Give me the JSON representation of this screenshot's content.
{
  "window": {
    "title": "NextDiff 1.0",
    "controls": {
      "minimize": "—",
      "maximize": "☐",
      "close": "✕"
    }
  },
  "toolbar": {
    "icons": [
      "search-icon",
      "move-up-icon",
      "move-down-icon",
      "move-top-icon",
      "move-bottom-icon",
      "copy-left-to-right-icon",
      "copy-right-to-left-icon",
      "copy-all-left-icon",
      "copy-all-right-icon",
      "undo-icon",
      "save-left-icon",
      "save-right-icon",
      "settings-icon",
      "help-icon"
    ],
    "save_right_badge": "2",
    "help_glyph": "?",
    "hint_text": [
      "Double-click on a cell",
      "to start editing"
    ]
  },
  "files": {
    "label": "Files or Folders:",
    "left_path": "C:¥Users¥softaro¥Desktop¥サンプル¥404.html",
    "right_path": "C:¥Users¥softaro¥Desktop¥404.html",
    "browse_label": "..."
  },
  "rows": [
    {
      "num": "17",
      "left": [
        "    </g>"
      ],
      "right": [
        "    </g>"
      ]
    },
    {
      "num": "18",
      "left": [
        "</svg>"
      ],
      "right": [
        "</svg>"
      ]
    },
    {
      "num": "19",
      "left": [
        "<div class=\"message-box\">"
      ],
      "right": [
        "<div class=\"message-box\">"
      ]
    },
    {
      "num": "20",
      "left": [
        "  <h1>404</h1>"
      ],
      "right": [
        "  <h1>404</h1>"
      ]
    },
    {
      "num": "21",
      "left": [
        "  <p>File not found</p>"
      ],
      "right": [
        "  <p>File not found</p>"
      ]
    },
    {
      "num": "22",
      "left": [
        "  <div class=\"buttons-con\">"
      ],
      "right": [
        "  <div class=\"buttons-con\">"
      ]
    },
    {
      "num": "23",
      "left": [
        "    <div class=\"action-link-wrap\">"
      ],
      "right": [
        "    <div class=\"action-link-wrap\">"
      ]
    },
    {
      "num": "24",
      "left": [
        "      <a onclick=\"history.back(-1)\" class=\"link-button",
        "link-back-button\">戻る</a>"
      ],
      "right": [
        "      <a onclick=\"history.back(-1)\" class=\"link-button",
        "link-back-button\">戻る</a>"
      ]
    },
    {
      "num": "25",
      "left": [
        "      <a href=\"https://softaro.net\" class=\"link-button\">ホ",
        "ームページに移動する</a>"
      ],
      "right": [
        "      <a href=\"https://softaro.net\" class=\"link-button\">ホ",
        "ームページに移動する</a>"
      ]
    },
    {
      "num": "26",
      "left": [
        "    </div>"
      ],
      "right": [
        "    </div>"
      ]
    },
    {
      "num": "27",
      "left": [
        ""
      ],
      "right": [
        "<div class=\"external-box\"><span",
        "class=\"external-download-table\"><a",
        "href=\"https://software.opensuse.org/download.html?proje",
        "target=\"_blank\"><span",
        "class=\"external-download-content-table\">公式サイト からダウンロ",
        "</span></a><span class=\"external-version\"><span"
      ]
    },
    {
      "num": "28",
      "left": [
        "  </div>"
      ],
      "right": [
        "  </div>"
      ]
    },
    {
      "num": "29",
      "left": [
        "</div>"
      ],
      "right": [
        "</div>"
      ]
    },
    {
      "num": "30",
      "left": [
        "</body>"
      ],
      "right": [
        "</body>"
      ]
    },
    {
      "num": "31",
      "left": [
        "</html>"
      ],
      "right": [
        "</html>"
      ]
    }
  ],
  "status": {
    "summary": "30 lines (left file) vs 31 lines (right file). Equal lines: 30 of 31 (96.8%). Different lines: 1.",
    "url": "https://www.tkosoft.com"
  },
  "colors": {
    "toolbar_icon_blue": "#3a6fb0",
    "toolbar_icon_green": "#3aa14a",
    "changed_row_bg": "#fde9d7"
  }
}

(Problem requirements):
Copy out the lines in which the string "Users" appears.

(Complete answer):
    "left_path": "C:¥Users¥softaro¥Desktop¥サンプル¥404.html",
    "right_path": "C:¥Users¥softaro¥Desktop¥404.html",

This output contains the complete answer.